■ Challenge ■
Copy out the data below verbatim.

■ Data supplied ■
[start]

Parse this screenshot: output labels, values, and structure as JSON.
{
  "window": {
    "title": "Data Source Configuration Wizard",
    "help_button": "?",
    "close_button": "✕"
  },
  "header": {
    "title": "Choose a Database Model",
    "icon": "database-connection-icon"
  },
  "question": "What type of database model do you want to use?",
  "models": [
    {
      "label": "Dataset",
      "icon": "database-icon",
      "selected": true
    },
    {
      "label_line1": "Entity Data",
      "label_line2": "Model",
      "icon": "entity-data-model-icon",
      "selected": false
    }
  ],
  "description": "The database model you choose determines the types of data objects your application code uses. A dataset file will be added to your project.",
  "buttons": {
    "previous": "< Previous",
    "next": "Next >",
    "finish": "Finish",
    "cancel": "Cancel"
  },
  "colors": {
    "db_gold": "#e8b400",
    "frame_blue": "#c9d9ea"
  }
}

[end]

■ Response to the exercise ■
Parse this screenshot: output labels, values, and structure as JSON.
{
  "window": {
    "title": "Data Source Configuration Wizard",
    "help_button": "?",
    "close_button": "✕"
  },
  "header": {
    "title": "Choose a Database Model",
    "icon": "database-connection-icon"
  },
  "question": "What type of database model do you want to use?",
  "models": [
    {
      "label": "Dataset",
      "icon": "database-icon",
      "selected": true
    },
    {
      "label_line1": "Entity Data",
      "label_line2": "Model",
      "icon": "entity-data-model-icon",
      "selected": false
    }
  ],
  "description": "The database model you choose determines the types of data objects your application code uses. A dataset file will be added to your project.",
  "buttons": {
    "previous": "< Previous",
    "next": "Next >",
    "finish": "Finish",
    "cancel": "Cancel"
  },
  "colors": {
    "db_gold": "#e8b400",
    "frame_blue": "#c9d9ea"
  }
}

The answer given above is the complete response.